◆ **Description of the task**
Write out all the data again, exactly as it stands.

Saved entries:
■ ■ ■

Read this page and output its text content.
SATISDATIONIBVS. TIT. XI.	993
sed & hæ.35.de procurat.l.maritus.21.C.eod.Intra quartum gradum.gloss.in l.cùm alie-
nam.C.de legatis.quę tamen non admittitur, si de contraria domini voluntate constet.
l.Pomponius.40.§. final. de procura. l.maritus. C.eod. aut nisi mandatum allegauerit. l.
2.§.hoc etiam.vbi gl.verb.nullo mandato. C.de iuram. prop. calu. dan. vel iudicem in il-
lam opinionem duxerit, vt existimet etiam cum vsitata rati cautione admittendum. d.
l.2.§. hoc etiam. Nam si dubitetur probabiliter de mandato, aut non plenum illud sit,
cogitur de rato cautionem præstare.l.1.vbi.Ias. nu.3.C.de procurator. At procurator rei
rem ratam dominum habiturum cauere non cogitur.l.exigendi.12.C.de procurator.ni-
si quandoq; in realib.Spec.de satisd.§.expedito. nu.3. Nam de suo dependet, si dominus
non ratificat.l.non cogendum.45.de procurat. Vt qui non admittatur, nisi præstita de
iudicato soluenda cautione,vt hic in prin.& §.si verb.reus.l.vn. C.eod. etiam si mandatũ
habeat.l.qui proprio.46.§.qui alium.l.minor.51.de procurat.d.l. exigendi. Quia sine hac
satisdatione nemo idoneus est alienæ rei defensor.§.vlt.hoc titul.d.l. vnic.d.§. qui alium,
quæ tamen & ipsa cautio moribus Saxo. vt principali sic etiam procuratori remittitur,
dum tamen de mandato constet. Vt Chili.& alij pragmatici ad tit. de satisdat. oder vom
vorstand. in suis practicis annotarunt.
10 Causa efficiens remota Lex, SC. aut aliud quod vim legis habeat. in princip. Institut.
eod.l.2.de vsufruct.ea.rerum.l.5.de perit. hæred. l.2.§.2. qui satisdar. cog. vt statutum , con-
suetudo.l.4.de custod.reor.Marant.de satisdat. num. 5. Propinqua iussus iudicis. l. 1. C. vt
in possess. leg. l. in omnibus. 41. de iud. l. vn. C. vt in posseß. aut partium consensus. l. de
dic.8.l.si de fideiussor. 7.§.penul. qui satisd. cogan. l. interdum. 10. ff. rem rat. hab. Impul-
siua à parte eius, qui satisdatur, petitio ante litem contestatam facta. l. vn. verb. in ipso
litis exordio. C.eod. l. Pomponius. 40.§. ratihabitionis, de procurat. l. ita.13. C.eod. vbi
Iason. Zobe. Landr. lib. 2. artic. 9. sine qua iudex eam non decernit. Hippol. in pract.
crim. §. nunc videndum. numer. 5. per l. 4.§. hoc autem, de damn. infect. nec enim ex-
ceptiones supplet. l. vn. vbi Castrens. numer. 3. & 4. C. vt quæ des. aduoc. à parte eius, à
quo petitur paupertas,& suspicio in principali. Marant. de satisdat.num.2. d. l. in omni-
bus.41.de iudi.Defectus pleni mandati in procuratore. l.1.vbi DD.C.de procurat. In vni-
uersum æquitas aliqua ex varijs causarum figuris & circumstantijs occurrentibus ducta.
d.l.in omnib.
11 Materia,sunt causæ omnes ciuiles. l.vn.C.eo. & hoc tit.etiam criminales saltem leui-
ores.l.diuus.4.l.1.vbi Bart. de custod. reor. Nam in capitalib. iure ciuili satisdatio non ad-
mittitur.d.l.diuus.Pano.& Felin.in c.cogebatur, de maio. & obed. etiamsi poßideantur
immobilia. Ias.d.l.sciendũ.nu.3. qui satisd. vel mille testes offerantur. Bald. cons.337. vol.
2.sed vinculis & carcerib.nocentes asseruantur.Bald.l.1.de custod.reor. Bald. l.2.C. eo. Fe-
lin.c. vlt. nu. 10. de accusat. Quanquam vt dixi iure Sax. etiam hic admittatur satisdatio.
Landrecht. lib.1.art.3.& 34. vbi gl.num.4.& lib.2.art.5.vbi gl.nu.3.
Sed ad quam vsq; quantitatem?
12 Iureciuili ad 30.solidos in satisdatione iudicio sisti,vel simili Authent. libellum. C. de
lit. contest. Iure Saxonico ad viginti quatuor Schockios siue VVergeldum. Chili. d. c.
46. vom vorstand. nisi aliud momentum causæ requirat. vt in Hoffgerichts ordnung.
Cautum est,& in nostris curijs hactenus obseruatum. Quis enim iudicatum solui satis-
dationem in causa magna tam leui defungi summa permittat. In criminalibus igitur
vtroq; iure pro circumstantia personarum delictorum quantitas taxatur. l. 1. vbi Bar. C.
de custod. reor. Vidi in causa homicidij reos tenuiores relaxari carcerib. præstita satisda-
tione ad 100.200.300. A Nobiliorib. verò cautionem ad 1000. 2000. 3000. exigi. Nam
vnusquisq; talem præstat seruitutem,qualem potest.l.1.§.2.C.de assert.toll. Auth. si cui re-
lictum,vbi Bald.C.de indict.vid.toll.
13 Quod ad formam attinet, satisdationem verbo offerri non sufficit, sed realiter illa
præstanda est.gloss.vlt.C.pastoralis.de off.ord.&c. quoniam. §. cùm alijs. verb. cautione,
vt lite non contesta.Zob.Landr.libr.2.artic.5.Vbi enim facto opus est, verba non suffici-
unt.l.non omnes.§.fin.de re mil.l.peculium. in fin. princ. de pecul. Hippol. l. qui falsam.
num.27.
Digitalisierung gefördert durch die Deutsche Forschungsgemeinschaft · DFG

■ ■ ■

◆ **The result**
Read this page and output its text content.
SATISDATIONIBVS. TIT. XI.	993
sed & hæ.35.de procurat.l.maritus.21.C.eod.Intra quartum gradum.gloss.in l.cùm alie-
nam.C.de legatis.quę tamen non admittitur, si de contraria domini voluntate constet.
l.Pomponius.40.§. final. de procura. l.maritus. C.eod. aut nisi mandatum allegauerit. l.
2.§.hoc etiam.vbi gl.verb.nullo mandato. C.de iuram. prop. calu. dan. vel iudicem in il-
lam opinionem duxerit, vt existimet etiam cum vsitata rati cautione admittendum. d.
l.2.§. hoc etiam. Nam si dubitetur probabiliter de mandato, aut non plenum illud sit,
cogitur de rato cautionem præstare.l.1.vbi.Ias. nu.3.C.de procurator. At procurator rei
rem ratam dominum habiturum cauere non cogitur.l.exigendi.12.C.de procurator.ni-
si quandoq; in realib.Spec.de satisd.§.expedito. nu.3. Nam de suo dependet, si dominus
non ratificat.l.non cogendum.45.de procurat. Vt qui non admittatur, nisi præstita de
iudicato soluenda cautione,vt hic in prin.& §.si verb.reus.l.vn. C.eod. etiam si mandatũ
habeat.l.qui proprio.46.§.qui alium.l.minor.51.de procurat.d.l. exigendi. Quia sine hac
satisdatione nemo idoneus est alienæ rei defensor.§.vlt.hoc titul.d.l. vnic.d.§. qui alium,
quæ tamen & ipsa cautio moribus Saxo. vt principali sic etiam procuratori remittitur,
dum tamen de mandato constet. Vt Chili.& alij pragmatici ad tit. de satisdat. oder vom
vorstand. in suis practicis annotarunt.
10 Causa efficiens remota Lex, SC. aut aliud quod vim legis habeat. in princip. Institut.
eod.l.2.de vsufruct.ea.rerum.l.5.de perit. hæred. l.2.§.2. qui satisdar. cog. vt statutum , con-
suetudo.l.4.de custod.reor.Marant.de satisdat. num. 5. Propinqua iussus iudicis. l. 1. C. vt
in possess. leg. l. in omnibus. 41. de iud. l. vn. C. vt in posseß. aut partium consensus. l. de
dic.8.l.si de fideiussor. 7.§.penul. qui satisd. cogan. l. interdum. 10. ff. rem rat. hab. Impul-
siua à parte eius, qui satisdatur, petitio ante litem contestatam facta. l. vn. verb. in ipso
litis exordio. C.eod. l. Pomponius. 40.§. ratihabitionis, de procurat. l. ita.13. C.eod. vbi
Iason. Zobe. Landr. lib. 2. artic. 9. sine qua iudex eam non decernit. Hippol. in pract.
crim. §. nunc videndum. numer. 5. per l. 4.§. hoc autem, de damn. infect. nec enim ex-
ceptiones supplet. l. vn. vbi Castrens. numer. 3. & 4. C. vt quæ des. aduoc. à parte eius, à
quo petitur paupertas,& suspicio in principali. Marant. de satisdat.num.2. d. l. in omni-
bus.41.de iudi.Defectus pleni mandati in procuratore. l.1.vbi DD.C.de procurat. In vni-
uersum æquitas aliqua ex varijs causarum figuris & circumstantijs occurrentibus ducta.
d.l.in omnib.
11 Materia,sunt causæ omnes ciuiles. l.vn.C.eo. & hoc tit.etiam criminales saltem leui-
ores.l.diuus.4.l.1.vbi Bart. de custod. reor. Nam in capitalib. iure ciuili satisdatio non ad-
mittitur.d.l.diuus.Pano.& Felin.in c.cogebatur, de maio. & obed. etiamsi poßideantur
immobilia. Ias.d.l.sciendũ.nu.3. qui satisd. vel mille testes offerantur. Bald. cons.337. vol.
2.sed vinculis & carcerib.nocentes asseruantur.Bald.l.1.de custod.reor. Bald. l.2.C. eo. Fe-
lin.c. vlt. nu. 10. de accusat. Quanquam vt dixi iure Sax. etiam hic admittatur satisdatio.
Landrecht. lib.1.art.3.& 34. vbi gl.num.4.& lib.2.art.5.vbi gl.nu.3.
Sed ad quam vsq; quantitatem?
12 Iureciuili ad 30.solidos in satisdatione iudicio sisti,vel simili Authent. libellum. C. de
lit. contest. Iure Saxonico ad viginti quatuor Schockios siue VVergeldum. Chili. d. c.
46. vom vorstand. nisi aliud momentum causæ requirat. vt in Hoffgerichts ordnung.
Cautum est,& in nostris curijs hactenus obseruatum. Quis enim iudicatum solui satis-
dationem in causa magna tam leui defungi summa permittat. In criminalibus igitur
vtroq; iure pro circumstantia personarum delictorum quantitas taxatur. l. 1. vbi Bar. C.
de custod. reor. Vidi in causa homicidij reos tenuiores relaxari carcerib. præstita satisda-
tione ad 100.200.300. A Nobiliorib. verò cautionem ad 1000. 2000. 3000. exigi. Nam
vnusquisq; talem præstat seruitutem,qualem potest.l.1.§.2.C.de assert.toll. Auth. si cui re-
lictum,vbi Bald.C.de indict.vid.toll.
13 Quod ad formam attinet, satisdationem verbo offerri non sufficit, sed realiter illa
præstanda est.gloss.vlt.C.pastoralis.de off.ord.&c. quoniam. §. cùm alijs. verb. cautione,
vt lite non contesta.Zob.Landr.libr.2.artic.5.Vbi enim facto opus est, verba non suffici-
unt.l.non omnes.§.fin.de re mil.l.peculium. in fin. princ. de pecul. Hippol. l. qui falsam.
num.27.
Digitalisierung gefördert durch die Deutsche Forschungsgemeinschaft · DFG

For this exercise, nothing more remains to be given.